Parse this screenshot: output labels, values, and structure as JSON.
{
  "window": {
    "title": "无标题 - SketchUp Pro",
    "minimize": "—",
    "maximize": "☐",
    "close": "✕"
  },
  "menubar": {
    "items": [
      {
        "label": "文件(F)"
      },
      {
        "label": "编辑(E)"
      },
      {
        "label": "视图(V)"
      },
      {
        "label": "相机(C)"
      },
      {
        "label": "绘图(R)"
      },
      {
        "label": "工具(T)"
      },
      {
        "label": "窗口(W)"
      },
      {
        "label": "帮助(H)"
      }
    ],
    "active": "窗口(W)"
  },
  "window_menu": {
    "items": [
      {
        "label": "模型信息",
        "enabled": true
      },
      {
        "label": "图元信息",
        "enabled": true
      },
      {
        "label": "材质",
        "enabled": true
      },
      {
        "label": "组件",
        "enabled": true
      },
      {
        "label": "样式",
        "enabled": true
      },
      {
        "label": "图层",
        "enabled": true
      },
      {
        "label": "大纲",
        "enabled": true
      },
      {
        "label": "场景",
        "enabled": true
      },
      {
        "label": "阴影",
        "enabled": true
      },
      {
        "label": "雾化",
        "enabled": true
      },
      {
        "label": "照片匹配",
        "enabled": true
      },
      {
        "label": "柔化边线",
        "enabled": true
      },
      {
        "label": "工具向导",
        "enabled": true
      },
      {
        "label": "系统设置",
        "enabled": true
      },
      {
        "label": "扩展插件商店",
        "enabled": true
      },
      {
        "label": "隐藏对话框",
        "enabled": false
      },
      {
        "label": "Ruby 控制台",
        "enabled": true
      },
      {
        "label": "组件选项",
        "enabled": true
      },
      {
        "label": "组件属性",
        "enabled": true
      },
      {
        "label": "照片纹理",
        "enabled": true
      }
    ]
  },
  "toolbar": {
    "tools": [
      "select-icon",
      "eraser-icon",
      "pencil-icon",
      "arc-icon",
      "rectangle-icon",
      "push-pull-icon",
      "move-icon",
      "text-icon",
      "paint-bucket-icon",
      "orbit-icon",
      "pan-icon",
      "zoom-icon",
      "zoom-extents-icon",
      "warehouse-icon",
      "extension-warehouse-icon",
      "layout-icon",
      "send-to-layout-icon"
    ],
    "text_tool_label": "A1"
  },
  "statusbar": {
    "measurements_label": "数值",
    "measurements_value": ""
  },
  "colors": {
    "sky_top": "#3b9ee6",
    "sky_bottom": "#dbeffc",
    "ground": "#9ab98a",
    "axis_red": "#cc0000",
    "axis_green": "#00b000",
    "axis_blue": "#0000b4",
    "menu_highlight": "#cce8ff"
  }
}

_Written request_
Copy each record from above exactly, and include every line.

_Task output_
Parse this screenshot: output labels, values, and structure as JSON.
{
  "window": {
    "title": "无标题 - SketchUp Pro",
    "minimize": "—",
    "maximize": "☐",
    "close": "✕"
  },
  "menubar": {
    "items": [
      {
        "label": "文件(F)"
      },
      {
        "label": "编辑(E)"
      },
      {
        "label": "视图(V)"
      },
      {
        "label": "相机(C)"
      },
      {
        "label": "绘图(R)"
      },
      {
        "label": "工具(T)"
      },
      {
        "label": "窗口(W)"
      },
      {
        "label": "帮助(H)"
      }
    ],
    "active": "窗口(W)"
  },
  "window_menu": {
    "items": [
      {
        "label": "模型信息",
        "enabled": true
      },
      {
        "label": "图元信息",
        "enabled": true
      },
      {
        "label": "材质",
        "enabled": true
      },
      {
        "label": "组件",
        "enabled": true
      },
      {
        "label": "样式",
        "enabled": true
      },
      {
        "label": "图层",
        "enabled": true
      },
      {
        "label": "大纲",
        "enabled": true
      },
      {
        "label": "场景",
        "enabled": true
      },
      {
        "label": "阴影",
        "enabled": true
      },
      {
        "label": "雾化",
        "enabled": true
      },
      {
        "label": "照片匹配",
        "enabled": true
      },
      {
        "label": "柔化边线",
        "enabled": true
      },
      {
        "label": "工具向导",
        "enabled": true
      },
      {
        "label": "系统设置",
        "enabled": true
      },
      {
        "label": "扩展插件商店",
        "enabled": true
      },
      {
        "label": "隐藏对话框",
        "enabled": false
      },
      {
        "label": "Ruby 控制台",
        "enabled": true
      },
      {
        "label": "组件选项",
        "enabled": true
      },
      {
        "label": "组件属性",
        "enabled": true
      },
      {
        "label": "照片纹理",
        "enabled": true
      }
    ]
  },
  "toolbar": {
    "tools": [
      "select-icon",
      "eraser-icon",
      "pencil-icon",
      "arc-icon",
      "rectangle-icon",
      "push-pull-icon",
      "move-icon",
      "text-icon",
      "paint-bucket-icon",
      "orbit-icon",
      "pan-icon",
      "zoom-icon",
      "zoom-extents-icon",
      "warehouse-icon",
      "extension-warehouse-icon",
      "layout-icon",
      "send-to-layout-icon"
    ],
    "text_tool_label": "A1"
  },
  "statusbar": {
    "measurements_label": "数值",
    "measurements_value": ""
  },
  "colors": {
    "sky_top": "#3b9ee6",
    "sky_bottom": "#dbeffc",
    "ground": "#9ab98a",
    "axis_red": "#cc0000",
    "axis_green": "#00b000",
    "axis_blue": "#0000b4",
    "menu_highlight": "#cce8ff"
  }
}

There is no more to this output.